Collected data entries
- - - - - - -

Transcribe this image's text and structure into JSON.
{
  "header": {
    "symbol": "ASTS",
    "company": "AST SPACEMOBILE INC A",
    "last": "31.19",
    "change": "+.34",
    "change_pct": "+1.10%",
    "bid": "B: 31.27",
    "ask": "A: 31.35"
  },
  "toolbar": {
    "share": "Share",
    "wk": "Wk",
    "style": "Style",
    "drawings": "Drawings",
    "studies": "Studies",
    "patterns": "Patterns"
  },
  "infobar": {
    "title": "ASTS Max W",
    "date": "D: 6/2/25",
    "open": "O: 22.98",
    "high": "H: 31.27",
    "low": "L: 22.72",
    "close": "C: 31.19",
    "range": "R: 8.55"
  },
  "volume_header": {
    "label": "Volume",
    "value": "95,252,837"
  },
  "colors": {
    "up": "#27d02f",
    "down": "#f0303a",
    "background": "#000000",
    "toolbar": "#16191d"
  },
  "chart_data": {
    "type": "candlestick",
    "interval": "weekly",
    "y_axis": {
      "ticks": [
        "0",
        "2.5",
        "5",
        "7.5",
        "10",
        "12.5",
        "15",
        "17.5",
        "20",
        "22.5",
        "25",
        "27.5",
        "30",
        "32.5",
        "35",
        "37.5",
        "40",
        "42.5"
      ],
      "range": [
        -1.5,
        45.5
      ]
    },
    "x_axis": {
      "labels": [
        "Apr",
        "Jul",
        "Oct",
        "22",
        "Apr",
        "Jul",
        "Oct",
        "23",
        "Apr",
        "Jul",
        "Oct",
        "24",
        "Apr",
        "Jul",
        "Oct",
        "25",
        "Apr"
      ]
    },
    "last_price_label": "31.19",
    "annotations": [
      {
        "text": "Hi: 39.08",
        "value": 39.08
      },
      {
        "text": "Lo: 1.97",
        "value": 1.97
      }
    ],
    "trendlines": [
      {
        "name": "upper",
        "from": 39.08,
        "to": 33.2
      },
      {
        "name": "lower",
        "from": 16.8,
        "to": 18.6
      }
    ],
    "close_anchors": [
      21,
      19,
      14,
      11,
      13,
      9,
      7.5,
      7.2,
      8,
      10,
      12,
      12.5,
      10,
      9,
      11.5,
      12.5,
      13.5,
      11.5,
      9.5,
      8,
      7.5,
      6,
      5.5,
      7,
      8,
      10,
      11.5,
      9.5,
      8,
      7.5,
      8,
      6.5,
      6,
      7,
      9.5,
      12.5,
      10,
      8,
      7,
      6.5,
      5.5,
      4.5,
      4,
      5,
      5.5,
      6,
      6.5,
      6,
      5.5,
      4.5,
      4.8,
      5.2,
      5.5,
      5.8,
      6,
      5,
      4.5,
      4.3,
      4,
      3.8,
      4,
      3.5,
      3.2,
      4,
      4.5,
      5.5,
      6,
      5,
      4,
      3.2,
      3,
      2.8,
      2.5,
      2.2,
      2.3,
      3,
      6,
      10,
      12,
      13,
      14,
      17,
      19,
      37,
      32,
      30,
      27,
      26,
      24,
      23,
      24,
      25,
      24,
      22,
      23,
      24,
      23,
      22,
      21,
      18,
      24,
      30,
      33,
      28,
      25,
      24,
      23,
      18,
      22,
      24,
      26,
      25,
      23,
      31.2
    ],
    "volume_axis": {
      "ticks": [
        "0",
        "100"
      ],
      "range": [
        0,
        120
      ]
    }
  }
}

- - - - - - -

▶ **Goal**
Please set down the whole listing above without altering a single line.

▶ **Complete answer**
Transcribe this image's text and structure into JSON.
{
  "header": {
    "symbol": "ASTS",
    "company": "AST SPACEMOBILE INC A",
    "last": "31.19",
    "change": "+.34",
    "change_pct": "+1.10%",
    "bid": "B: 31.27",
    "ask": "A: 31.35"
  },
  "toolbar": {
    "share": "Share",
    "wk": "Wk",
    "style": "Style",
    "drawings": "Drawings",
    "studies": "Studies",
    "patterns": "Patterns"
  },
  "infobar": {
    "title": "ASTS Max W",
    "date": "D: 6/2/25",
    "open": "O: 22.98",
    "high": "H: 31.27",
    "low": "L: 22.72",
    "close": "C: 31.19",
    "range": "R: 8.55"
  },
  "volume_header": {
    "label": "Volume",
    "value": "95,252,837"
  },
  "colors": {
    "up": "#27d02f",
    "down": "#f0303a",
    "background": "#000000",
    "toolbar": "#16191d"
  },
  "chart_data": {
    "type": "candlestick",
    "interval": "weekly",
    "y_axis": {
      "ticks": [
        "0",
        "2.5",
        "5",
        "7.5",
        "10",
        "12.5",
        "15",
        "17.5",
        "20",
        "22.5",
        "25",
        "27.5",
        "30",
        "32.5",
        "35",
        "37.5",
        "40",
        "42.5"
      ],
      "range": [
        -1.5,
        45.5
      ]
    },
    "x_axis": {
      "labels": [
        "Apr",
        "Jul",
        "Oct",
        "22",
        "Apr",
        "Jul",
        "Oct",
        "23",
        "Apr",
        "Jul",
        "Oct",
        "24",
        "Apr",
        "Jul",
        "Oct",
        "25",
        "Apr"
      ]
    },
    "last_price_label": "31.19",
    "annotations": [
      {
        "text": "Hi: 39.08",
        "value": 39.08
      },
      {
        "text": "Lo: 1.97",
        "value": 1.97
      }
    ],
    "trendlines": [
      {
        "name": "upper",
        "from": 39.08,
        "to": 33.2
      },
      {
        "name": "lower",
        "from": 16.8,
        "to": 18.6
      }
    ],
    "close_anchors": [
      21,
      19,
      14,
      11,
      13,
      9,
      7.5,
      7.2,
      8,
      10,
      12,
      12.5,
      10,
      9,
      11.5,
      12.5,
      13.5,
      11.5,
      9.5,
      8,
      7.5,
      6,
      5.5,
      7,
      8,
      10,
      11.5,
      9.5,
      8,
      7.5,
      8,
      6.5,
      6,
      7,
      9.5,
      12.5,
      10,
      8,
      7,
      6.5,
      5.5,
      4.5,
      4,
      5,
      5.5,
      6,
      6.5,
      6,
      5.5,
      4.5,
      4.8,
      5.2,
      5.5,
      5.8,
      6,
      5,
      4.5,
      4.3,
      4,
      3.8,
      4,
      3.5,
      3.2,
      4,
      4.5,
      5.5,
      6,
      5,
      4,
      3.2,
      3,
      2.8,
      2.5,
      2.2,
      2.3,
      3,
      6,
      10,
      12,
      13,
      14,
      17,
      19,
      37,
      32,
      30,
      27,
      26,
      24,
      23,
      24,
      25,
      24,
      22,
      23,
      24,
      23,
      22,
      21,
      18,
      24,
      30,
      33,
      28,
      25,
      24,
      23,
      18,
      22,
      24,
      26,
      25,
      23,
      31.2
    ],
    "volume_axis": {
      "ticks": [
        "0",
        "100"
      ],
      "range": [
        0,
        120
      ]
    }
  }
}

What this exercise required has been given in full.